**HOW TO COMPLETE THIS TASK:** Set the listing down exactly; no pictures.

**LISTED RECORDS:**

^^^^

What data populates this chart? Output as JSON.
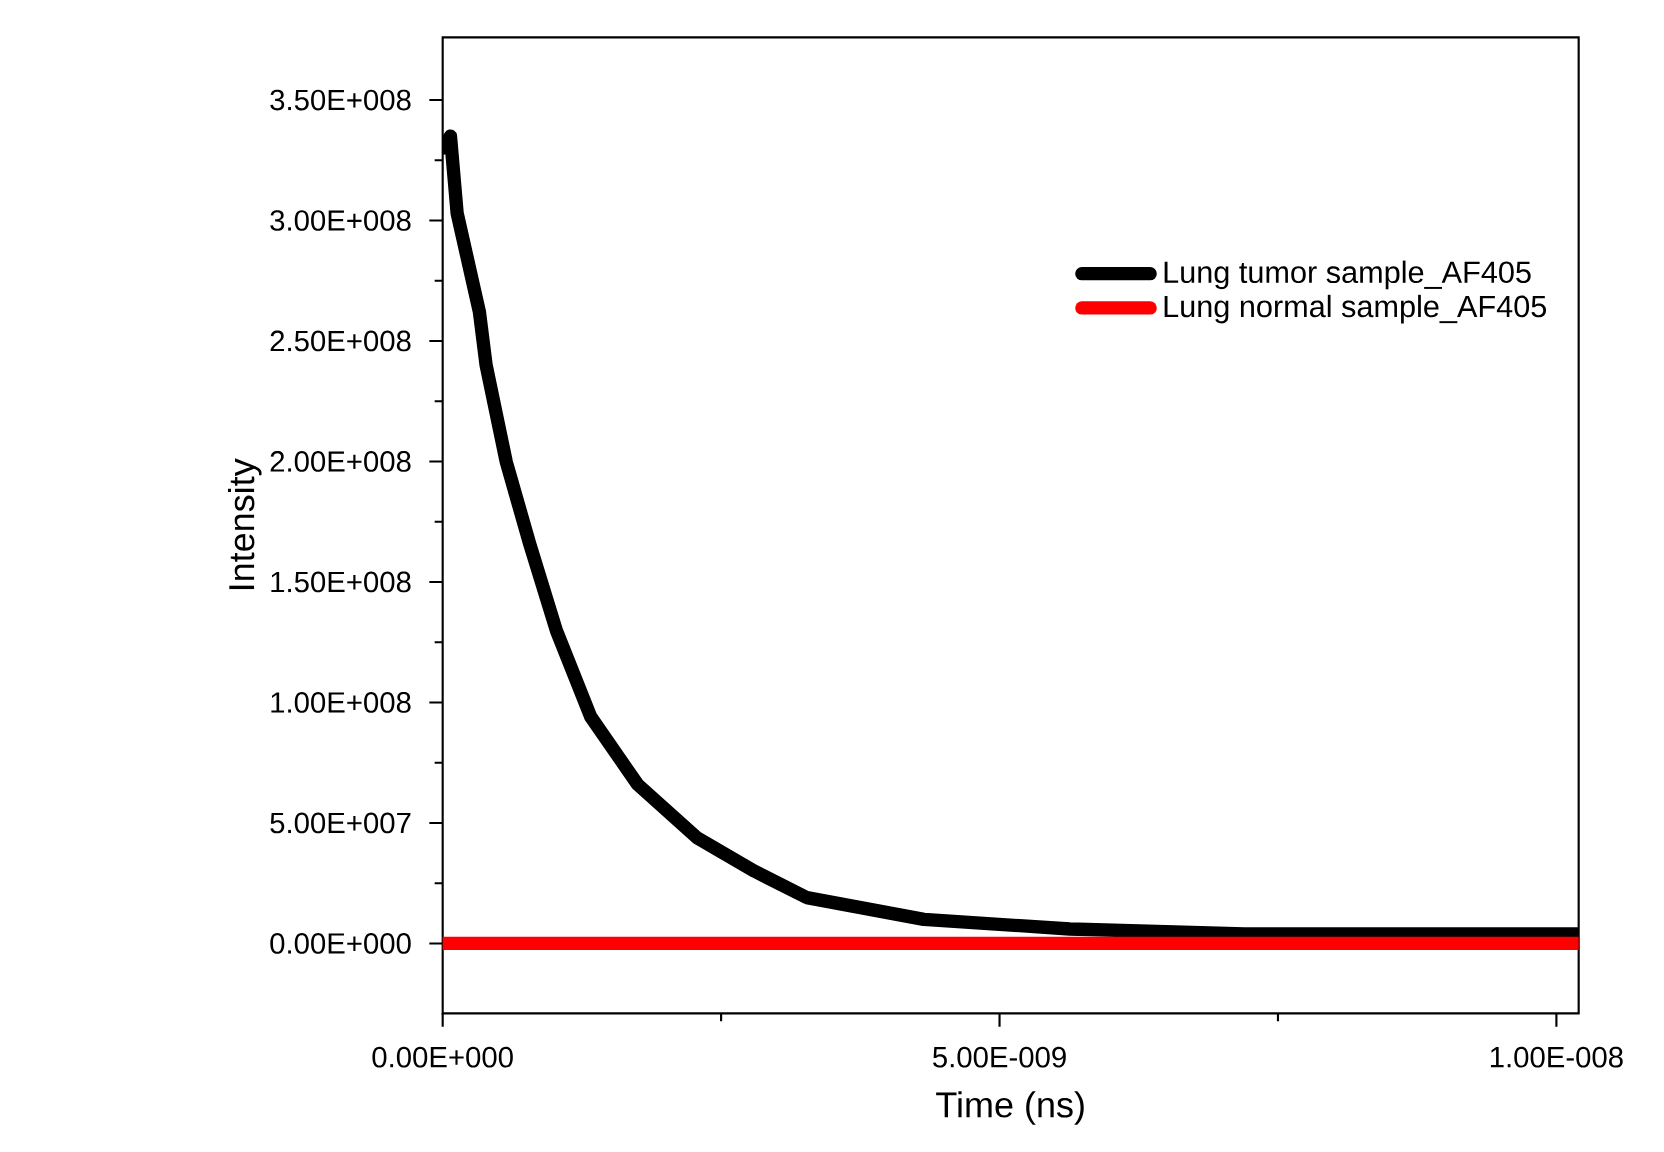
{
  "chart_data": {
    "type": "line",
    "xlabel": "Time (ns)",
    "ylabel": "Intensity",
    "xlim": [
      0,
      1.02e-08
    ],
    "ylim": [
      -29000000.0,
      376000000.0
    ],
    "xticks": [
      {
        "value": 0,
        "label": "0.00E+000"
      },
      {
        "value": 5e-09,
        "label": "5.00E-009"
      },
      {
        "value": 1e-08,
        "label": "1.00E-008"
      }
    ],
    "yticks": [
      {
        "value": 0,
        "label": "0.00E+000"
      },
      {
        "value": 50000000.0,
        "label": "5.00E+007"
      },
      {
        "value": 100000000.0,
        "label": "1.00E+008"
      },
      {
        "value": 150000000.0,
        "label": "1.50E+008"
      },
      {
        "value": 200000000.0,
        "label": "2.00E+008"
      },
      {
        "value": 250000000.0,
        "label": "2.50E+008"
      },
      {
        "value": 300000000.0,
        "label": "3.00E+008"
      },
      {
        "value": 350000000.0,
        "label": "3.50E+008"
      }
    ],
    "legend": "top right",
    "grid": false,
    "marker": "none",
    "line_style": "solid",
    "series": [
      {
        "name": "Lung tumor sample_AF405",
        "color": "#000000",
        "x": [
          0,
          7e-11,
          1.3e-10,
          3.3e-10,
          3.9e-10,
          5.7e-10,
          7.8e-10,
          1.02e-09,
          1.33e-09,
          1.75e-09,
          2.28e-09,
          2.8e-09,
          3.27e-09,
          4.32e-09,
          5.63e-09,
          7.2e-09,
          9.45e-09,
          1.02e-08
        ],
        "values": [
          330000000.0,
          335000000.0,
          303000000.0,
          262000000.0,
          240000000.0,
          200000000.0,
          166000000.0,
          130000000.0,
          94000000.0,
          66000000.0,
          44000000.0,
          30000000.0,
          19000000.0,
          10000000.0,
          6000000.0,
          4000000.0,
          4000000.0,
          4000000.0
        ]
      },
      {
        "name": "Lung normal sample_AF405",
        "color": "#ff0000",
        "x": [
          0,
          1.02e-08
        ],
        "values": [
          0,
          0
        ]
      }
    ]
  }
}
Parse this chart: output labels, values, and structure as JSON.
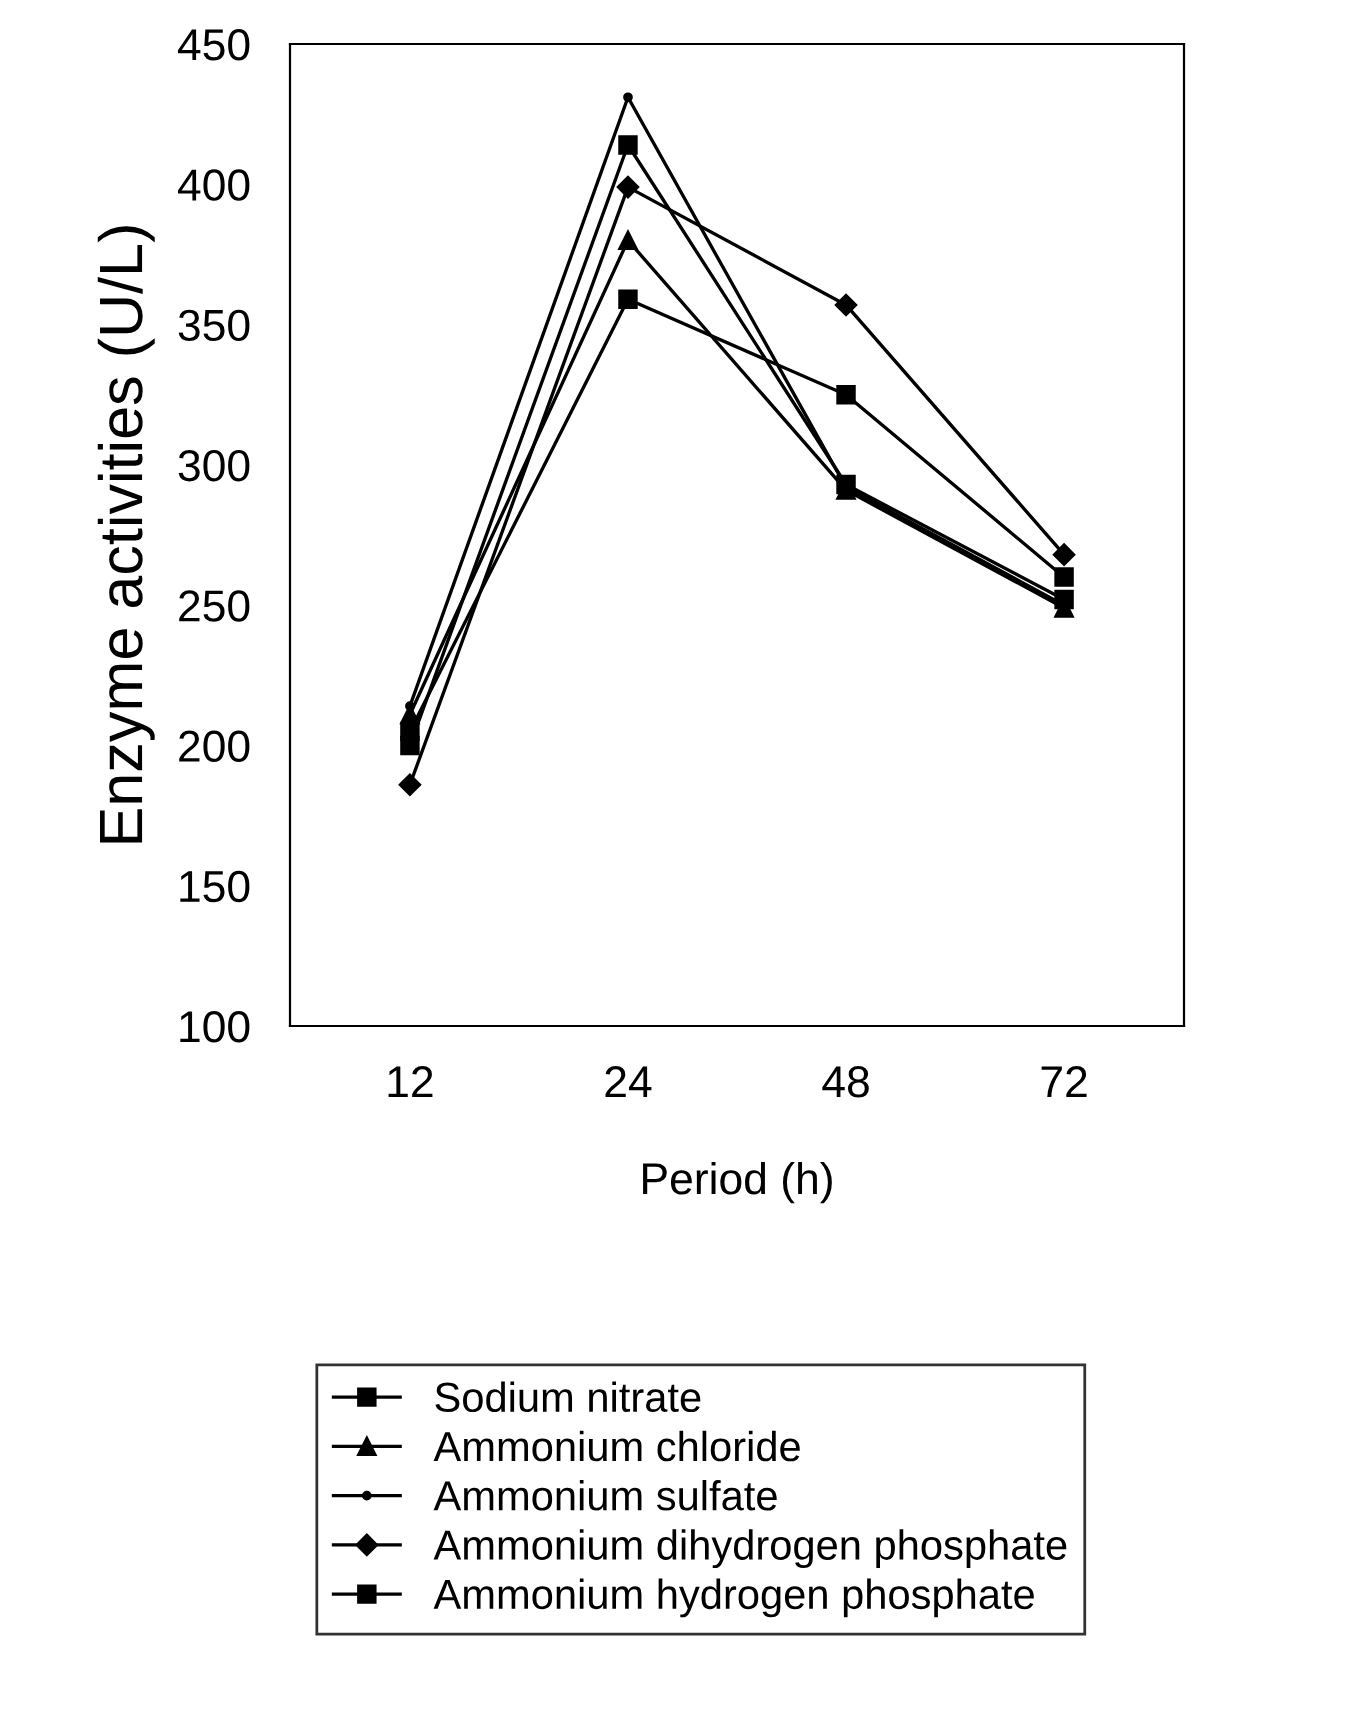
{
  "chart_data": {
    "type": "line",
    "xlabel": "Period (h)",
    "ylabel": "Enzyme activities (U/L)",
    "categories": [
      "12",
      "24",
      "48",
      "72"
    ],
    "ylim": [
      100,
      450
    ],
    "yticks": [
      100,
      150,
      200,
      250,
      300,
      350,
      400,
      450
    ],
    "grid": false,
    "legend": "bottom",
    "series": [
      {
        "name": "Sodium nitrate",
        "color": "#000000",
        "marker": "square",
        "values": [
          200,
          414,
          293,
          252
        ]
      },
      {
        "name": "Ammonium chloride",
        "color": "#000000",
        "marker": "triangle",
        "values": [
          211,
          380,
          291,
          249
        ]
      },
      {
        "name": "Ammonium sulfate",
        "color": "#000000",
        "marker": "circle",
        "values": [
          214,
          431,
          292,
          250
        ]
      },
      {
        "name": "Ammonium dihydrogen phosphate",
        "color": "#000000",
        "marker": "diamond",
        "values": [
          186,
          399,
          357,
          268
        ]
      },
      {
        "name": "Ammonium hydrogen phosphate",
        "color": "#000000",
        "marker": "square",
        "values": [
          205,
          359,
          325,
          260
        ]
      }
    ]
  }
}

^^^^

**COMPLETED TASK:**
What data populates this chart? Output as JSON.
{
  "chart_data": {
    "type": "line",
    "xlabel": "Time (ns)",
    "ylabel": "Intensity",
    "xlim": [
      0,
      1.02e-08
    ],
    "ylim": [
      -29000000.0,
      376000000.0
    ],
    "xticks": [
      {
        "value": 0,
        "label": "0.00E+000"
      },
      {
        "value": 5e-09,
        "label": "5.00E-009"
      },
      {
        "value": 1e-08,
        "label": "1.00E-008"
      }
    ],
    "yticks": [
      {
        "value": 0,
        "label": "0.00E+000"
      },
      {
        "value": 50000000.0,
        "label": "5.00E+007"
      },
      {
        "value": 100000000.0,
        "label": "1.00E+008"
      },
      {
        "value": 150000000.0,
        "label": "1.50E+008"
      },
      {
        "value": 200000000.0,
        "label": "2.00E+008"
      },
      {
        "value": 250000000.0,
        "label": "2.50E+008"
      },
      {
        "value": 300000000.0,
        "label": "3.00E+008"
      },
      {
        "value": 350000000.0,
        "label": "3.50E+008"
      }
    ],
    "legend": "top right",
    "grid": false,
    "marker": "none",
    "line_style": "solid",
    "series": [
      {
        "name": "Lung tumor sample_AF405",
        "color": "#000000",
        "x": [
          0,
          7e-11,
          1.3e-10,
          3.3e-10,
          3.9e-10,
          5.7e-10,
          7.8e-10,
          1.02e-09,
          1.33e-09,
          1.75e-09,
          2.28e-09,
          2.8e-09,
          3.27e-09,
          4.32e-09,
          5.63e-09,
          7.2e-09,
          9.45e-09,
          1.02e-08
        ],
        "values": [
          330000000.0,
          335000000.0,
          303000000.0,
          262000000.0,
          240000000.0,
          200000000.0,
          166000000.0,
          130000000.0,
          94000000.0,
          66000000.0,
          44000000.0,
          30000000.0,
          19000000.0,
          10000000.0,
          6000000.0,
          4000000.0,
          4000000.0,
          4000000.0
        ]
      },
      {
        "name": "Lung normal sample_AF405",
        "color": "#ff0000",
        "x": [
          0,
          1.02e-08
        ],
        "values": [
          0,
          0
        ]
      }
    ]
  }
}
Parse this chart: output labels, values, and structure as JSON.
{
  "chart_data": {
    "type": "line",
    "xlabel": "Period (h)",
    "ylabel": "Enzyme activities (U/L)",
    "categories": [
      "12",
      "24",
      "48",
      "72"
    ],
    "ylim": [
      100,
      450
    ],
    "yticks": [
      100,
      150,
      200,
      250,
      300,
      350,
      400,
      450
    ],
    "grid": false,
    "legend": "bottom",
    "series": [
      {
        "name": "Sodium nitrate",
        "color": "#000000",
        "marker": "square",
        "values": [
          200,
          414,
          293,
          252
        ]
      },
      {
        "name": "Ammonium chloride",
        "color": "#000000",
        "marker": "triangle",
        "values": [
          211,
          380,
          291,
          249
        ]
      },
      {
        "name": "Ammonium sulfate",
        "color": "#000000",
        "marker": "circle",
        "values": [
          214,
          431,
          292,
          250
        ]
      },
      {
        "name": "Ammonium dihydrogen phosphate",
        "color": "#000000",
        "marker": "diamond",
        "values": [
          186,
          399,
          357,
          268
        ]
      },
      {
        "name": "Ammonium hydrogen phosphate",
        "color": "#000000",
        "marker": "square",
        "values": [
          205,
          359,
          325,
          260
        ]
      }
    ]
  }
}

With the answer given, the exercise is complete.